*Raw data*.
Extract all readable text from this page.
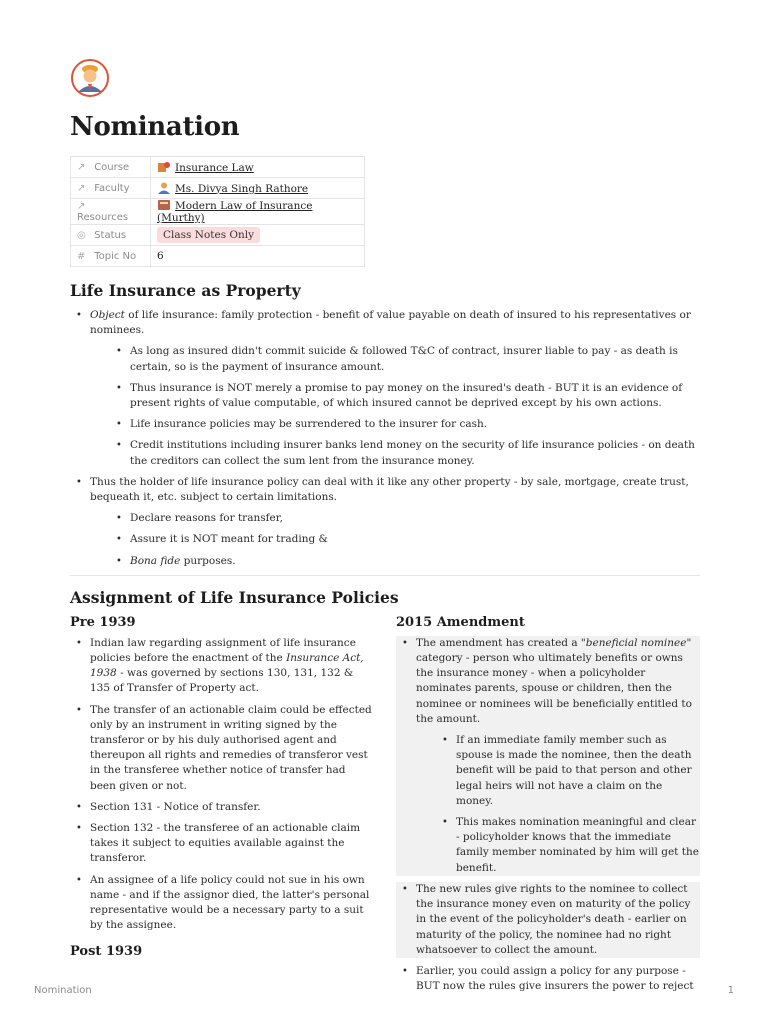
Nomination
↗ Course	Insurance Law
↗ Faculty	Ms. Divya Singh Rathore
↗ Resources	Modern Law of Insurance (Murthy)
◎ Status	Class Notes Only
# Topic No	6
Life Insurance as Property
• Object of life insurance: family protection - benefit of value payable on death of insured to his representatives or nominees.
• As long as insured didn't commit suicide & followed T&C of contract, insurer liable to pay - as death is certain, so is the payment of insurance amount.
• Thus insurance is NOT merely a promise to pay money on the insured's death - BUT it is an evidence of present rights of value computable, of which insured cannot be deprived except by his own actions.
• Life insurance policies may be surrendered to the insurer for cash.
• Credit institutions including insurer banks lend money on the security of life insurance policies - on death the creditors can collect the sum lent from the insurance money.
• Thus the holder of life insurance policy can deal with it like any other property - by sale, mortgage, create trust, bequeath it, etc. subject to certain limitations.
• Declare reasons for transfer,
• Assure it is NOT meant for trading &
• Bona fide purposes.
Assignment of Life Insurance Policies
Pre 1939
• Indian law regarding assignment of life insurance policies before the enactment of the Insurance Act, 1938 - was governed by sections 130, 131, 132 & 135 of Transfer of Property act.
• The transfer of an actionable claim could be effected only by an instrument in writing signed by the transferor or by his duly authorised agent and thereupon all rights and remedies of transferor vest in the transferee whether notice of transfer had been given or not.
• Section 131 - Notice of transfer.
• Section 132 - the transferee of an actionable claim takes it subject to equities available against the transferor.
• An assignee of a life policy could not sue in his own name - and if the assignor died, the latter's personal representative would be a necessary party to a suit by the assignee.
Post 1939
2015 Amendment
• The amendment has created a "beneficial nominee" category - person who ultimately benefits or owns the insurance money - when a policyholder nominates parents, spouse or children, then the nominee or nominees will be beneficially entitled to the amount.
• If an immediate family member such as spouse is made the nominee, then the death benefit will be paid to that person and other legal heirs will not have a claim on the money.
• This makes nomination meaningful and clear - policyholder knows that the immediate family member nominated by him will get the benefit.
• The new rules give rights to the nominee to collect the insurance money even on maturity of the policy in the event of the policyholder's death - earlier on maturity of the policy, the nominee had no right whatsoever to collect the amount.
• Earlier, you could assign a policy for any purpose - BUT now the rules give insurers the power to reject
Nomination	1
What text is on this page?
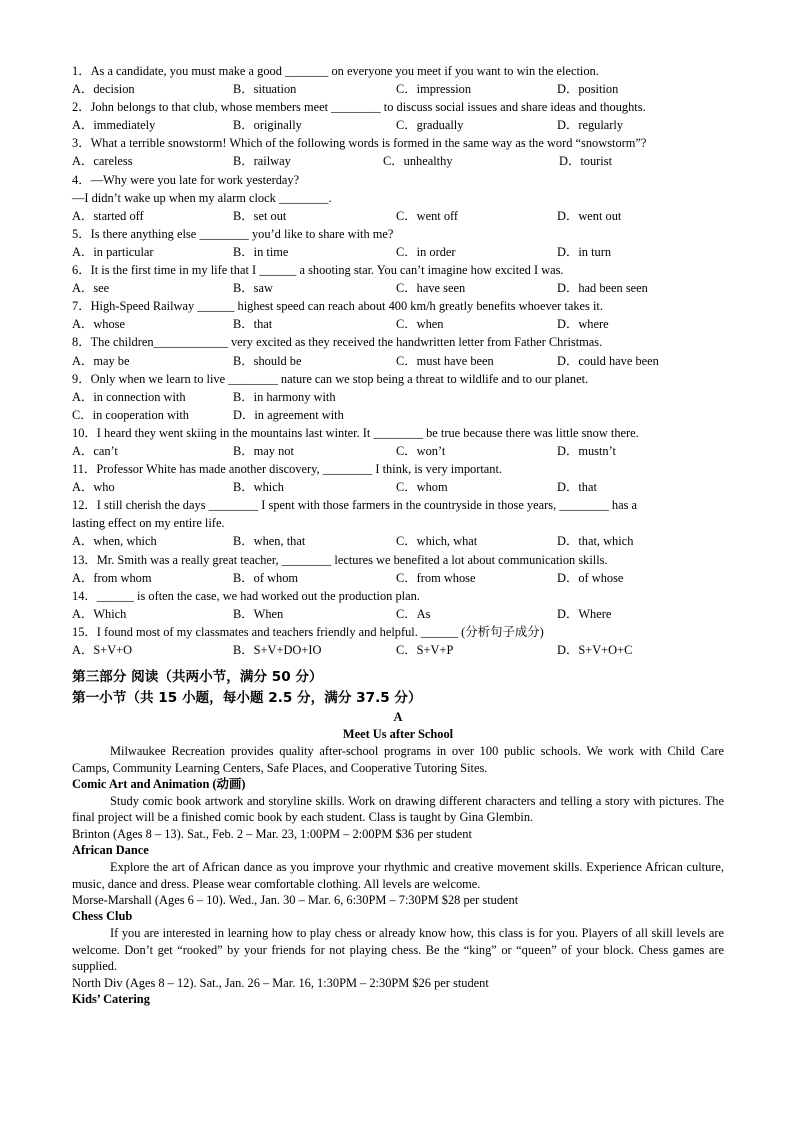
1．As a candidate, you must make a good _______ on everyone you meet if you want to win the election.
A．decision	B．situation	C．impression	D．position
2．John belongs to that club, whose members meet ________ to discuss social issues and share ideas and thoughts.
A．immediately	B．originally	C．gradually	D．regularly
3．What a terrible snowstorm! Which of the following words is formed in the same way as the word “snowstorm”?
A．careless	B．railway	C．unhealthy	D．tourist
4．—Why were you late for work yesterday?
—I didn’t wake up when my alarm clock ________.
A．started off	B．set out	C．went off	D．went out
5．Is there anything else ________ you’d like to share with me?
A．in particular	B．in time	C．in order	D．in turn
6．It is the first time in my life that I ______ a shooting star. You can’t imagine how excited I was.
A．see	B．saw	C．have seen	D．had been seen
7．High-Speed Railway ______ highest speed can reach about 400 km/h greatly benefits whoever takes it.
A．whose	B．that	C．when	D．where
8．The children____________ very excited as they received the handwritten letter from Father Christmas.
A．may be	B．should be	C．must have been	D．could have been
9．Only when we learn to live ________ nature can we stop being a threat to wildlife and to our planet.
A．in connection with	B．in harmony with
C．in cooperation with	D．in agreement with
10．I heard they went skiing in the mountains last winter. It ________ be true because there was little snow there.
A．can’t	B．may not	C．won’t	D．mustn’t
11．Professor White has made another discovery, ________ I think, is very important.
A．who	B．which	C．whom	D．that
12．I still cherish the days ________ I spent with those farmers in the countryside in those years, ________ has a
lasting effect on my entire life.
A．when, which	B．when, that	C．which, what	D．that, which
13．Mr. Smith was a really great teacher, ________ lectures we benefited a lot about communication skills.
A．from whom	B．of whom	C．from whose	D．of whose
14．______ is often the case, we had worked out the production plan.
A．Which	B．When	C．As	D．Where
15．I found most of my classmates and teachers friendly and helpful. ______ (分析句子成分)
A．S+V+O	B．S+V+DO+IO	C．S+V+P	D．S+V+O+C
第三部分 阅读（共两小节，满分 50 分）
第一小节（共 15 小题，每小题 2.5 分，满分 37.5 分）
A
Meet Us after School

Milwaukee Recreation provides quality after-school programs in over 100 public schools. We work with Child Care Camps, Community Learning Centers, Safe Places, and Cooperative Tutoring Sites.

Comic Art and Animation (动画)

Study comic book artwork and storyline skills. Work on drawing different characters and telling a story with pictures. The final project will be a finished comic book by each student. Class is taught by Gina Glembin.

Brinton (Ages 8 – 13). Sat., Feb. 2 – Mar. 23, 1:00PM – 2:00PM $36 per student

African Dance

Explore the art of African dance as you improve your rhythmic and creative movement skills. Experience African culture, music, dance and dress. Please wear comfortable clothing. All levels are welcome.

Morse-Marshall (Ages 6 – 10). Wed., Jan. 30 – Mar. 6, 6:30PM – 7:30PM $28 per student

Chess Club

If you are interested in learning how to play chess or already know how, this class is for you. Players of all skill levels are welcome. Don’t get “rooked” by your friends for not playing chess. Be the “king” or “queen” of your block. Chess games are supplied.

North Div (Ages 8 – 12). Sat., Jan. 26 – Mar. 16, 1:30PM – 2:30PM $26 per student

Kids’ Catering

*Task objective*. Copy each line of the entries that includes the word "with".

*Full output*.
• Thus the holder of life insurance policy can deal with it like any other property - by sale, mortgage, create trust, bequeath it, etc. subject to certain limitations.
5．Is there anything else ________ you’d like to share with me?
A．in connection with	B．in harmony with
C．in cooperation with	D．in agreement with
12．I still cherish the days ________ I spent with those farmers in the countryside in those years, ________ has a
Milwaukee Recreation provides quality after-school programs in over 100 public schools. We work with Child Care Camps, Community Learning Centers, Safe Places, and Cooperative Tutoring Sites.
Study comic book artwork and storyline skills. Work on drawing different characters and telling a story with pictures. The final project will be a finished comic book by each student. Class is taught by Gina Glembin.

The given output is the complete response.